Among the lines below, count those containing the word "time". Give the number only.

-- Begin Data for this task --

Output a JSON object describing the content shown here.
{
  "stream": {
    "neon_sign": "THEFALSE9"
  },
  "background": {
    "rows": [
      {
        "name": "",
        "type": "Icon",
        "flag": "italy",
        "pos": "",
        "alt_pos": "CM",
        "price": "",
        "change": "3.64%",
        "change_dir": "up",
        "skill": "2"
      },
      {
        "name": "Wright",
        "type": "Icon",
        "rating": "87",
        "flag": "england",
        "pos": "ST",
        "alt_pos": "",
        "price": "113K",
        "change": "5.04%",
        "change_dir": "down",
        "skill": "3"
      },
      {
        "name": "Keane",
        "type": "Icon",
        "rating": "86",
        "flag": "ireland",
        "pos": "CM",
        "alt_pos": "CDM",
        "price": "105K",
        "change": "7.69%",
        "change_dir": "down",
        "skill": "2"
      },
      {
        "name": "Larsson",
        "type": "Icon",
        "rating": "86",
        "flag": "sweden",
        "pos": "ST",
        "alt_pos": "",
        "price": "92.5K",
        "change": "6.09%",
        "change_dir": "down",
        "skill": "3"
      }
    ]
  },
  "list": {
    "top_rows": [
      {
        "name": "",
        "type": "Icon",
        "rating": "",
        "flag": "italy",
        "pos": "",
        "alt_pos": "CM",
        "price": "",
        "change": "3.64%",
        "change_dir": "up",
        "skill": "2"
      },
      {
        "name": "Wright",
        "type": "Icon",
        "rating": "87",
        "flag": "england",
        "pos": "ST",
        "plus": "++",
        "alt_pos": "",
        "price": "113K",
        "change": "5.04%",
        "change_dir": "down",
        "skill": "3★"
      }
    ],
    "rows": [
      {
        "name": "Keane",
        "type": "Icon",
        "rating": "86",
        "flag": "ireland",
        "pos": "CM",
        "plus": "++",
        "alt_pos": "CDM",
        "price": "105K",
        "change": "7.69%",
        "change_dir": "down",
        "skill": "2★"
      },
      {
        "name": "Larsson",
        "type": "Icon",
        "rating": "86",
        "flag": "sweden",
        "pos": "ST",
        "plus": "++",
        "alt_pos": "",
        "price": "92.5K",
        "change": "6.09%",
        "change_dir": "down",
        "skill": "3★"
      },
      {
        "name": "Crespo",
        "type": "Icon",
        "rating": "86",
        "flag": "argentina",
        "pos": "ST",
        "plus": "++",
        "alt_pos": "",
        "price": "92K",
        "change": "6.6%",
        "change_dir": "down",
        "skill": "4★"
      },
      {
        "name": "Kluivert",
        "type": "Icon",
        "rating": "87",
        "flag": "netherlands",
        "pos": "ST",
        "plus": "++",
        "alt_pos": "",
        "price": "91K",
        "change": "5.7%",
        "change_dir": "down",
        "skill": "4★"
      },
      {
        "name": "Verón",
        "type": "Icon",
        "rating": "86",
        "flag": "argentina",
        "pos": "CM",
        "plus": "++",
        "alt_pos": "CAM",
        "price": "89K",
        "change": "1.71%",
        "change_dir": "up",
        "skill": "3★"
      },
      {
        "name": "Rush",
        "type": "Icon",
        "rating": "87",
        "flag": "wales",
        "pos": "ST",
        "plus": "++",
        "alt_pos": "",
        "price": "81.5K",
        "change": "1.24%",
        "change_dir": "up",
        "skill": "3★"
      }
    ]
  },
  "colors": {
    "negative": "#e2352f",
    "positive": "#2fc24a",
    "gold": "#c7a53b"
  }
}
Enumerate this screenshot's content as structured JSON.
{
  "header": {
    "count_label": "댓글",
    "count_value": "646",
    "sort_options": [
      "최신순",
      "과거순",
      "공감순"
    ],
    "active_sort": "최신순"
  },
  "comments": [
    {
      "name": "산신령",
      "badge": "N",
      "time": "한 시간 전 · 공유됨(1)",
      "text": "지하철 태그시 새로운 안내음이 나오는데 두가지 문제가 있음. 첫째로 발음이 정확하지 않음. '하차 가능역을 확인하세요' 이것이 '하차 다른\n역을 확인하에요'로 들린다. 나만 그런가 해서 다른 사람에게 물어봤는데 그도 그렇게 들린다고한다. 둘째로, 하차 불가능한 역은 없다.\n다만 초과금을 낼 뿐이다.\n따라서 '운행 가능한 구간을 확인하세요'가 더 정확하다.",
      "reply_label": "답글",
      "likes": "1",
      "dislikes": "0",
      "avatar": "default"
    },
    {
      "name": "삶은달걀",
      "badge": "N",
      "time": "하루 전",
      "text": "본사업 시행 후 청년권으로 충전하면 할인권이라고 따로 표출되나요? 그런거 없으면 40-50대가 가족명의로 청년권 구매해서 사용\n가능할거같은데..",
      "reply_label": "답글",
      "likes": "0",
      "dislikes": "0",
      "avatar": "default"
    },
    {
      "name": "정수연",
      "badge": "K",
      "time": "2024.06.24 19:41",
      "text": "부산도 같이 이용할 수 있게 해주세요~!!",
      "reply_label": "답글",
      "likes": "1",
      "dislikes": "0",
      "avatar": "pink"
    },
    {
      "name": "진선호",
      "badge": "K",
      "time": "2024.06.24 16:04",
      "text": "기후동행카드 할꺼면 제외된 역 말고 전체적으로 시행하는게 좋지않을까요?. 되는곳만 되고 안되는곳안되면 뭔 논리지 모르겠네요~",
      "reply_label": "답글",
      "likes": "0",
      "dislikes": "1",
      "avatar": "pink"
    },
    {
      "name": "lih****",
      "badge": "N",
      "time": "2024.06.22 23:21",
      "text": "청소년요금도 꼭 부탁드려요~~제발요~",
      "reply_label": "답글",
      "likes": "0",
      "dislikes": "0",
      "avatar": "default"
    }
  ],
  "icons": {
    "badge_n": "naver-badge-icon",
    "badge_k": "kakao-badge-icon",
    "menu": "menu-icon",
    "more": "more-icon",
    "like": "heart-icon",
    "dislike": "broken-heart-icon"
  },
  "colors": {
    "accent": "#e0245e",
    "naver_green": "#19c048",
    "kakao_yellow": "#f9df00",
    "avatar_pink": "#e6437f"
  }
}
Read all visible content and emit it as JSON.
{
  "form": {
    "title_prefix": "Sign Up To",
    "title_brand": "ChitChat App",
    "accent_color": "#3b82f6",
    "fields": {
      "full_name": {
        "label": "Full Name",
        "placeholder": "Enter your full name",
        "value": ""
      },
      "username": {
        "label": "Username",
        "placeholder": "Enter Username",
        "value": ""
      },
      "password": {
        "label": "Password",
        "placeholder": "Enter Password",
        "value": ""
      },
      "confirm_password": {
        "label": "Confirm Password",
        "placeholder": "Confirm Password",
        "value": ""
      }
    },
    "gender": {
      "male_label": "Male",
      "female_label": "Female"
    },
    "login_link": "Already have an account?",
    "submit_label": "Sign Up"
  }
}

-- End Data for this task --

Result of this task:
5